● PROBLEM DETAILS
In the records that follow, locate every line with "swimming" and extract it.

● ENTRIES SUPPLIED
-- begin --

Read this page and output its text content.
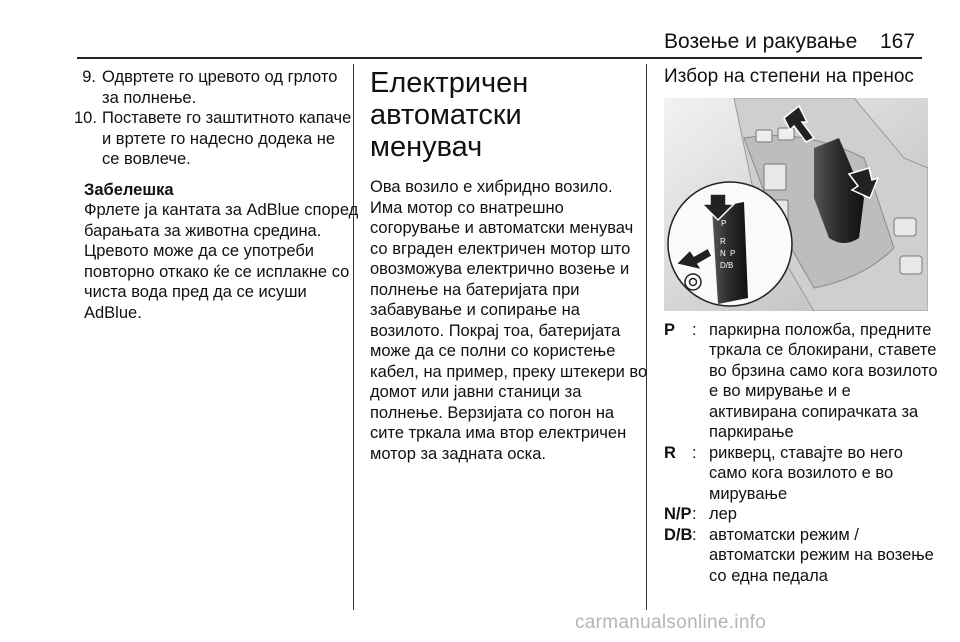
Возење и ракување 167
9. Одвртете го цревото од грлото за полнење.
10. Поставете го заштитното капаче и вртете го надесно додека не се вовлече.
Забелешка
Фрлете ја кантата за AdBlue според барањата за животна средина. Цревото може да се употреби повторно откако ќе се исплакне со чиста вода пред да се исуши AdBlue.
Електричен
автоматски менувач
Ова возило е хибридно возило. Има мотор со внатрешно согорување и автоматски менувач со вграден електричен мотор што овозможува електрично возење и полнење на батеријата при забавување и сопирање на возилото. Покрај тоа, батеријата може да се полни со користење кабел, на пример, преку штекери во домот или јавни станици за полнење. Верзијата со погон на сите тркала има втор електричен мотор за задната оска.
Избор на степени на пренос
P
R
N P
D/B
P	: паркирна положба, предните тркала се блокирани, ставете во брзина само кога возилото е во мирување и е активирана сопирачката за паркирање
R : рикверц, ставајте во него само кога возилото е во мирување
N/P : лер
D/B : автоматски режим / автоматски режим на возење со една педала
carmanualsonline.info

-- end --
-- begin --

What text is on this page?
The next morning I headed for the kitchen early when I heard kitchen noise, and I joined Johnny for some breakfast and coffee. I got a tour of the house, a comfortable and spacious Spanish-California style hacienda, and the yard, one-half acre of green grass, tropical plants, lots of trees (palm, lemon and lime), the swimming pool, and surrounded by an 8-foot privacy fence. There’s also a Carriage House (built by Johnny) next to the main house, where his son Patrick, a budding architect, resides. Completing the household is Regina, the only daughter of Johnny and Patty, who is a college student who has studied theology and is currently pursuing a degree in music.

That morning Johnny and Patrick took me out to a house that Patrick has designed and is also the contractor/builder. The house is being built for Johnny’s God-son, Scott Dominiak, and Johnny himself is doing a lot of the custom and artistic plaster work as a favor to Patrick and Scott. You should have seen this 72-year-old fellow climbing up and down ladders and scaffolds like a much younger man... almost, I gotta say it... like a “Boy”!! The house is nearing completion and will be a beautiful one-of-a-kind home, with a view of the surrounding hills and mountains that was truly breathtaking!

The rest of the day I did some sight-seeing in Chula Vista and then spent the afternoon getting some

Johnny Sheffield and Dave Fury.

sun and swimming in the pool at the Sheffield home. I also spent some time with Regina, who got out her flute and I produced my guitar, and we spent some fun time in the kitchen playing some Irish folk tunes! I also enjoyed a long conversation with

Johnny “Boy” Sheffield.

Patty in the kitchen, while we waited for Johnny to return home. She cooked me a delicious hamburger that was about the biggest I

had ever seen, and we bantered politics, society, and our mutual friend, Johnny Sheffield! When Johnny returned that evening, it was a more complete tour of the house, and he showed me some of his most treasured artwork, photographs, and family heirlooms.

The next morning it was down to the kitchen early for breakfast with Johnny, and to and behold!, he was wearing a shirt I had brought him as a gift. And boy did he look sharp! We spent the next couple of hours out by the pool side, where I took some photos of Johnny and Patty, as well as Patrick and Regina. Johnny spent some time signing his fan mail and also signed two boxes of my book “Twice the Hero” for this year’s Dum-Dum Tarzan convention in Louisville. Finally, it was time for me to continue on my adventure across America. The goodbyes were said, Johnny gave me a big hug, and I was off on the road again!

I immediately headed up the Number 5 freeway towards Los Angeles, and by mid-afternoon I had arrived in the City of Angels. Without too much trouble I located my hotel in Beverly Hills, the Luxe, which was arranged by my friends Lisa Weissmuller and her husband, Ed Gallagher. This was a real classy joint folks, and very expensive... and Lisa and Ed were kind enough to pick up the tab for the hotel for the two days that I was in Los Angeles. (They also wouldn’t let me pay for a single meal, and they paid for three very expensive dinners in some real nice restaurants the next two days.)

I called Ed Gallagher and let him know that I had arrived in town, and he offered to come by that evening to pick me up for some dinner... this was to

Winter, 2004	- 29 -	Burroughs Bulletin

-- end --
-- begin --

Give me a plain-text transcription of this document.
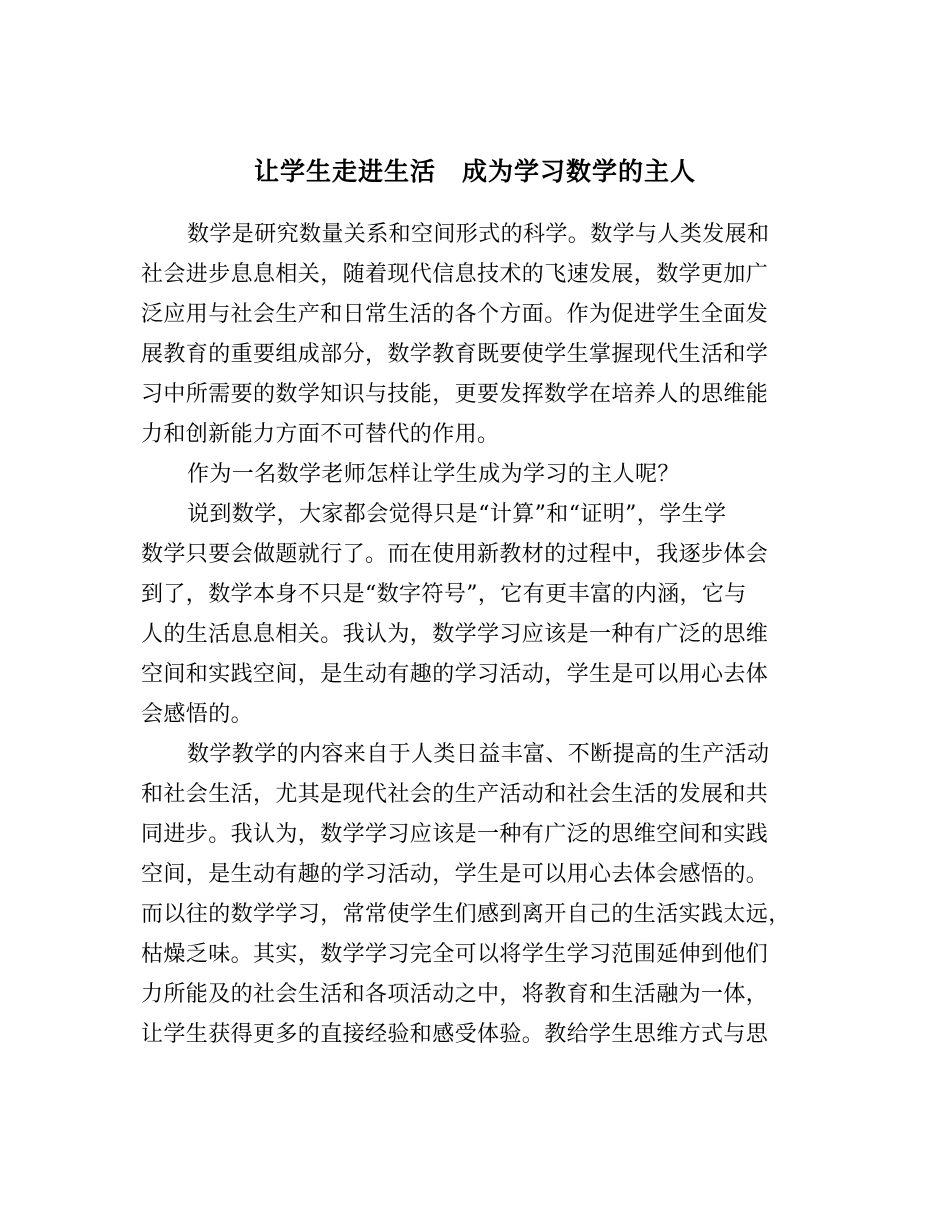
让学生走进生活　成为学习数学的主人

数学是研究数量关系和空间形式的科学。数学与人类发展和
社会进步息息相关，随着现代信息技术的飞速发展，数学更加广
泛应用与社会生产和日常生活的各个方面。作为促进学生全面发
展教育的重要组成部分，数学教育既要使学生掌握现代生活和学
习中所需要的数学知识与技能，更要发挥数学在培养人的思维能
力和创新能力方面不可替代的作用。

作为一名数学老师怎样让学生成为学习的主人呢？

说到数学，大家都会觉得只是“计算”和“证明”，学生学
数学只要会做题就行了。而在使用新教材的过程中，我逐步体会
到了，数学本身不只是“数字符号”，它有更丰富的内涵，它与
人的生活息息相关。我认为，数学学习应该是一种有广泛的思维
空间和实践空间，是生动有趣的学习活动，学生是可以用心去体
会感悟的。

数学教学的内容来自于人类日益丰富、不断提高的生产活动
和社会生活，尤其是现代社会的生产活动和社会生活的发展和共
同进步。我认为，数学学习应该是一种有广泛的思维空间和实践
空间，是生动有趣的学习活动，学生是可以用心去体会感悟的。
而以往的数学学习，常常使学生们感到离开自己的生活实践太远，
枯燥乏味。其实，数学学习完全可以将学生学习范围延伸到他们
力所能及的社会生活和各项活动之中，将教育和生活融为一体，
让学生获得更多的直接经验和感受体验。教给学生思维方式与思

-- end --

● RESPONSE TO THE EXERCISE
The next morning I headed for the kitchen early when I heard kitchen noise, and I joined Johnny for some breakfast and coffee. I got a tour of the house, a comfortable and spacious Spanish-California style hacienda, and the yard, one-half acre of green grass, tropical plants, lots of trees (palm, lemon and lime), the swimming pool, and surrounded by an 8-foot privacy fence. There’s also a Carriage House (built by Johnny) next to the main house, where his son Patrick, a budding architect, resides. Completing the household is Regina, the only daughter of Johnny and Patty, who is a college student who has studied theology and is currently pursuing a degree in music.
sun and swimming in the pool at the Sheffield home. I also spent some time with Regina, who got out her flute and I produced my guitar, and we spent some fun time in the kitchen playing some Irish folk tunes! I also enjoyed a long conversation with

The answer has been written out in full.